### WRITTEN INSTRUCTION
Identify the lines that contain the string "Россия", then copy each of them.

### DATA RECORDS
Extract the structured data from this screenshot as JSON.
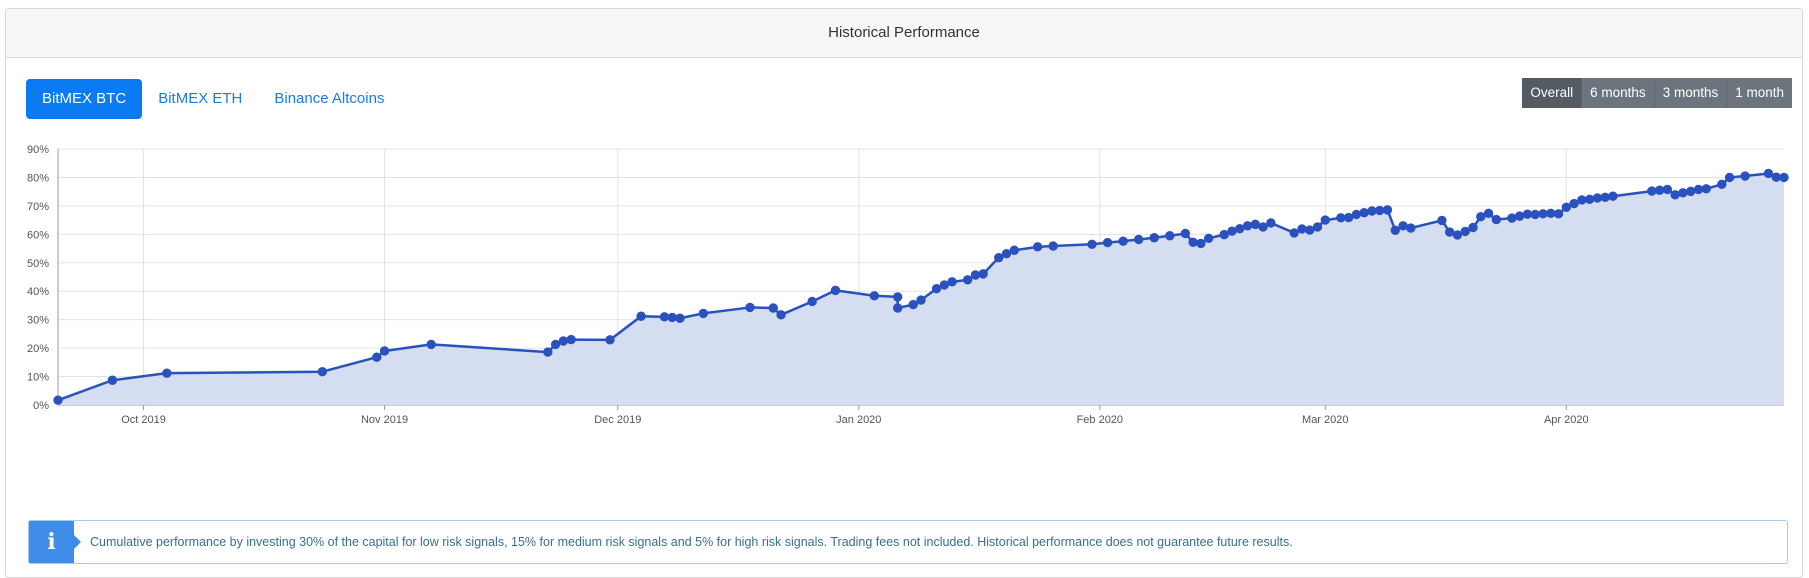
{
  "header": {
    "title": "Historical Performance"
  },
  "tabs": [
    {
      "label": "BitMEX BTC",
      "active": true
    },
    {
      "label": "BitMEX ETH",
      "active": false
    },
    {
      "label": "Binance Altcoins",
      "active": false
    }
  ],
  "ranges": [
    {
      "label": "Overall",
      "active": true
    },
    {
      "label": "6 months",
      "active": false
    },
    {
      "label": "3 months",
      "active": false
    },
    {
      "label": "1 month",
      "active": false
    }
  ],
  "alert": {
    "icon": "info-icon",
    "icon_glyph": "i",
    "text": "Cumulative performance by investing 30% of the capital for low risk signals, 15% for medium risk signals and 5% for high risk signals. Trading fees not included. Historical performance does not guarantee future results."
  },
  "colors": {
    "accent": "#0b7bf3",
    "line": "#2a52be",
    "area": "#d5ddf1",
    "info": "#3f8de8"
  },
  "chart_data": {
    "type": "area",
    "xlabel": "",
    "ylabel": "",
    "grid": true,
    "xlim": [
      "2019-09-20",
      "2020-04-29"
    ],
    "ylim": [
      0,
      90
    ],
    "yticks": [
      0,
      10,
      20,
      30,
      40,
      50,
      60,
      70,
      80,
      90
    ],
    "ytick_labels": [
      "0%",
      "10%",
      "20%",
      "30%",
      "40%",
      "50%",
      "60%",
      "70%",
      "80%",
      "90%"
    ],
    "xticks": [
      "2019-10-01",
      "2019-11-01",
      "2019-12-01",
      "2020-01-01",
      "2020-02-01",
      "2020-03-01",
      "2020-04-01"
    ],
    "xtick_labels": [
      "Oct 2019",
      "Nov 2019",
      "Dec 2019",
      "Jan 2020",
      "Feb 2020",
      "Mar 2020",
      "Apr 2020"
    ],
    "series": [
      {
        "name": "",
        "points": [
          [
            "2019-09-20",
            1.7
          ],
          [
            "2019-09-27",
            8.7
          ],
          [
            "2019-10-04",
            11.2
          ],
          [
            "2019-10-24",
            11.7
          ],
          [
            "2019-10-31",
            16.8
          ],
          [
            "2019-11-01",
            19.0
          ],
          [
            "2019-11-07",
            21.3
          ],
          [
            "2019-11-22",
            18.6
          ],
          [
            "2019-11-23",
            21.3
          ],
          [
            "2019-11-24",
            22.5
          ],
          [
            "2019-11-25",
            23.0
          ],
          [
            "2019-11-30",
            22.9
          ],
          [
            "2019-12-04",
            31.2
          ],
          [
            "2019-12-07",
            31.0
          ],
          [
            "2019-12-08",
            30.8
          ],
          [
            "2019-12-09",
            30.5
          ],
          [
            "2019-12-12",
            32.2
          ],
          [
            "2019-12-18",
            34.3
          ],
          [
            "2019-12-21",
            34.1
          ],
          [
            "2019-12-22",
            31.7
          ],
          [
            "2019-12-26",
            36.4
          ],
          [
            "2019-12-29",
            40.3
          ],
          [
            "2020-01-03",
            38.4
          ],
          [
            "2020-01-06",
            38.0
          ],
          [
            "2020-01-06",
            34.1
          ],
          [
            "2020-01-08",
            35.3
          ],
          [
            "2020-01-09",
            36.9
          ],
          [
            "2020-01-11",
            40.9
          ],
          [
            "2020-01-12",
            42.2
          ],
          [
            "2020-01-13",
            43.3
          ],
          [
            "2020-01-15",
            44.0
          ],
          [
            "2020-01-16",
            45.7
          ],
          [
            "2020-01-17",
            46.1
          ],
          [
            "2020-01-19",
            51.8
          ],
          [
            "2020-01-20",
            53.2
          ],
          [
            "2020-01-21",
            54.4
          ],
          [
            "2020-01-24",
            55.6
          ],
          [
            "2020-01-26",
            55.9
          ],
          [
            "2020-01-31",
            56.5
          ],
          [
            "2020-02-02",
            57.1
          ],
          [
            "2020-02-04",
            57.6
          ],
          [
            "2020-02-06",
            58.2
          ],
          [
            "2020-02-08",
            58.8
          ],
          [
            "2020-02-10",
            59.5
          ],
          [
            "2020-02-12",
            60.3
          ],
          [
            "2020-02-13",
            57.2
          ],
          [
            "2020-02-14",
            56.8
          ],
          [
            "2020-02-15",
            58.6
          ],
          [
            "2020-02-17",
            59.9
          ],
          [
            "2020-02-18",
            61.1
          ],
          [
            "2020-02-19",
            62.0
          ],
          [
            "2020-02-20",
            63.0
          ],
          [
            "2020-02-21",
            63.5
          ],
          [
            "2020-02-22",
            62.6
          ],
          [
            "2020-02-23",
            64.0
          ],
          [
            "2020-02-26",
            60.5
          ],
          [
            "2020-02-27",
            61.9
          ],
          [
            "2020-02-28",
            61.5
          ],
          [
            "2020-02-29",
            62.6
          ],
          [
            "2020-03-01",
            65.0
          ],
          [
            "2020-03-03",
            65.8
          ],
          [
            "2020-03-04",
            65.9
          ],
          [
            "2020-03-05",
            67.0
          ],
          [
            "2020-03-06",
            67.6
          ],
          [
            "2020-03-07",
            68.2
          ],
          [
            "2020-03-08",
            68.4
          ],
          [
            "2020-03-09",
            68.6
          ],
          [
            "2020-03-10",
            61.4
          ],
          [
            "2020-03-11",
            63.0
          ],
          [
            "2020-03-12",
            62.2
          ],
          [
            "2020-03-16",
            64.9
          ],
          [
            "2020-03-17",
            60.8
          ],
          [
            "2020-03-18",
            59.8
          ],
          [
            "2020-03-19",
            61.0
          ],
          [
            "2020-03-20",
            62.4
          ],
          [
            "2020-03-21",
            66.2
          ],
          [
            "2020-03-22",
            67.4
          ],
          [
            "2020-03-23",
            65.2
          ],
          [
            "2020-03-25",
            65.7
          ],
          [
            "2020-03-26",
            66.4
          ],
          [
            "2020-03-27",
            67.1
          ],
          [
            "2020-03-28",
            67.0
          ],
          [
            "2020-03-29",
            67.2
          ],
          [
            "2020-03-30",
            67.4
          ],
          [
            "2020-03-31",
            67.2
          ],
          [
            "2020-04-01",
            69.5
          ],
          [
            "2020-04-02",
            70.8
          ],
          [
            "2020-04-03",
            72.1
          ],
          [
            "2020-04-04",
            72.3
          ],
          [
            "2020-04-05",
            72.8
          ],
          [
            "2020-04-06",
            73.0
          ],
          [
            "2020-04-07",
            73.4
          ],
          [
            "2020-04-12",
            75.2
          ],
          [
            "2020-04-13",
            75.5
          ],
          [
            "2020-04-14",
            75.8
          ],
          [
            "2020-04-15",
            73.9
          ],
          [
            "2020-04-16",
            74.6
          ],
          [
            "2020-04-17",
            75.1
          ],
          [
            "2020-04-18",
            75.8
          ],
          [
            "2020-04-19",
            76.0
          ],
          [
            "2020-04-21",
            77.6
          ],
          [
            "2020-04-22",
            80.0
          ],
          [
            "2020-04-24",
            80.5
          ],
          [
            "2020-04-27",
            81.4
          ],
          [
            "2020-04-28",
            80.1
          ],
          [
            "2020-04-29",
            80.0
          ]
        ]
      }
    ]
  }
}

* * *

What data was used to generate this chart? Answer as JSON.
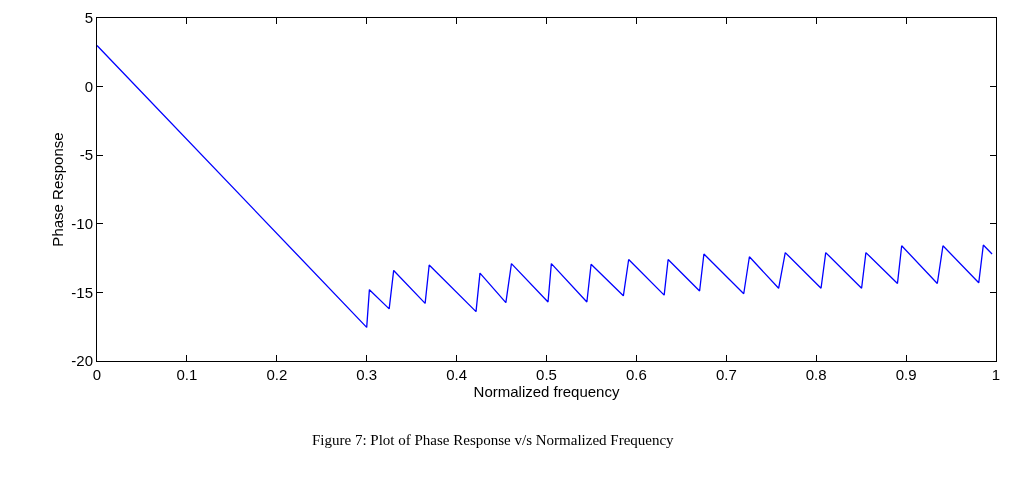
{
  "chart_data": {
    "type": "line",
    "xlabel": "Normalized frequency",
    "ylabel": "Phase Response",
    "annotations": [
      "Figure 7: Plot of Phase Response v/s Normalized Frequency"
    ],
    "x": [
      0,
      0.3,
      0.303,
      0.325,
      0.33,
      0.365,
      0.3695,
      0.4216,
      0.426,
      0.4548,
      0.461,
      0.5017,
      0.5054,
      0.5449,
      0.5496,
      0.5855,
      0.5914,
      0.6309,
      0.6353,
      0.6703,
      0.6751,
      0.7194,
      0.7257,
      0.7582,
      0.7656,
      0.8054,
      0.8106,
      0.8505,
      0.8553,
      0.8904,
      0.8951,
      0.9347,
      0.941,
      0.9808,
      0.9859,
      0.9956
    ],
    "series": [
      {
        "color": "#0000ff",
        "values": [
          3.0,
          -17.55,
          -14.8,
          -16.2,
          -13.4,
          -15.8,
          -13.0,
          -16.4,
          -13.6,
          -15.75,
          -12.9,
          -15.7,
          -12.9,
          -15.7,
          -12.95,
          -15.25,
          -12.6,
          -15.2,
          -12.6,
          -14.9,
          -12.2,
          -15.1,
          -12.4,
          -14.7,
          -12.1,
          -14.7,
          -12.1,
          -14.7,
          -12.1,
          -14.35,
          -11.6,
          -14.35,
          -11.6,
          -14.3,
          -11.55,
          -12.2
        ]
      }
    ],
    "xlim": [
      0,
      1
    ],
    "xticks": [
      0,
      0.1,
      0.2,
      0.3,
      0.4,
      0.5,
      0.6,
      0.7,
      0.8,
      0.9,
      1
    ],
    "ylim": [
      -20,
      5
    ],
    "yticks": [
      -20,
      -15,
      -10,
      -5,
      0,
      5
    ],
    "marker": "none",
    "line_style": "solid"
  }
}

==

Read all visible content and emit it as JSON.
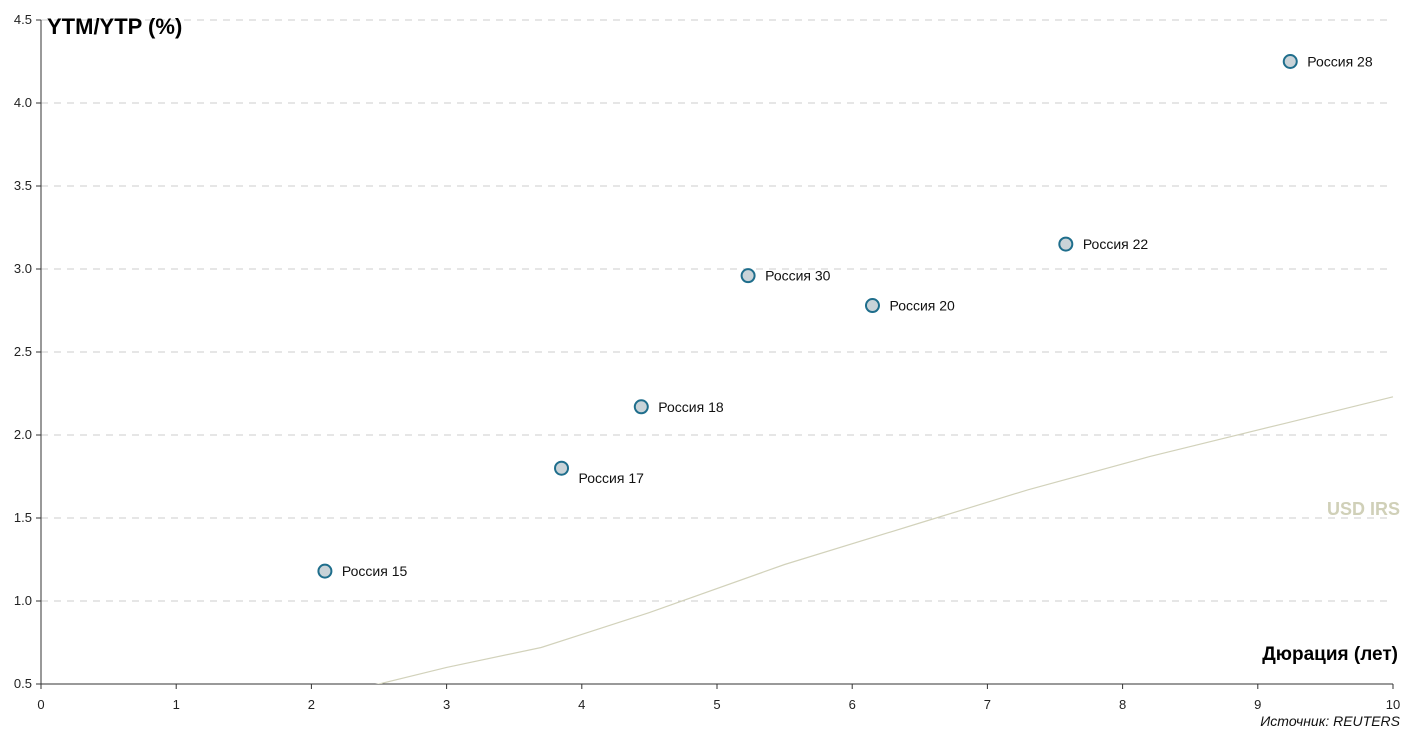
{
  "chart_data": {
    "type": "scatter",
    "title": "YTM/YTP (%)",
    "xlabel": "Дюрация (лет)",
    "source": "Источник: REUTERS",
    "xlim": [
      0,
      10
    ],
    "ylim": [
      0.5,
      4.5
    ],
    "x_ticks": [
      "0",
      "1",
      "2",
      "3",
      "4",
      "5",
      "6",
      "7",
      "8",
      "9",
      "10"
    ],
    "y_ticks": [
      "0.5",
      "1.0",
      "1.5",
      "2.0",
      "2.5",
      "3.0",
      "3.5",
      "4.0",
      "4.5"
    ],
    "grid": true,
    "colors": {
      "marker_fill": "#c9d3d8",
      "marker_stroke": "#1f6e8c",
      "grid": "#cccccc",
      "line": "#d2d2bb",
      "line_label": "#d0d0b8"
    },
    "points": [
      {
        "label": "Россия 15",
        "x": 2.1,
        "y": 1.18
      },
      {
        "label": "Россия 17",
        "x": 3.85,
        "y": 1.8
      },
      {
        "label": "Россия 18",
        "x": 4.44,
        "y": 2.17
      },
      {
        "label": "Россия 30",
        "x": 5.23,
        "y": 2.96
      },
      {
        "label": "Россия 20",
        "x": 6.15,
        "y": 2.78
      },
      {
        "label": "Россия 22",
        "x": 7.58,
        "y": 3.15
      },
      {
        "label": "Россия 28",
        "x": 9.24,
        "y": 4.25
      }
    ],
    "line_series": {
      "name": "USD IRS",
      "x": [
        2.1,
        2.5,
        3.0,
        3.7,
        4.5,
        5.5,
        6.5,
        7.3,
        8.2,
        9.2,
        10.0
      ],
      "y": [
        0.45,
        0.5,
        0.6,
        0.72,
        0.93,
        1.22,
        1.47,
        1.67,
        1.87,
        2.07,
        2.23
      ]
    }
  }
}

### SOLUTION TO THIS EXERCISE
        "label": "Россия 15",
        "label": "Россия 17",
        "label": "Россия 18",
        "label": "Россия 30",
        "label": "Россия 20",
        "label": "Россия 22",
        "label": "Россия 28",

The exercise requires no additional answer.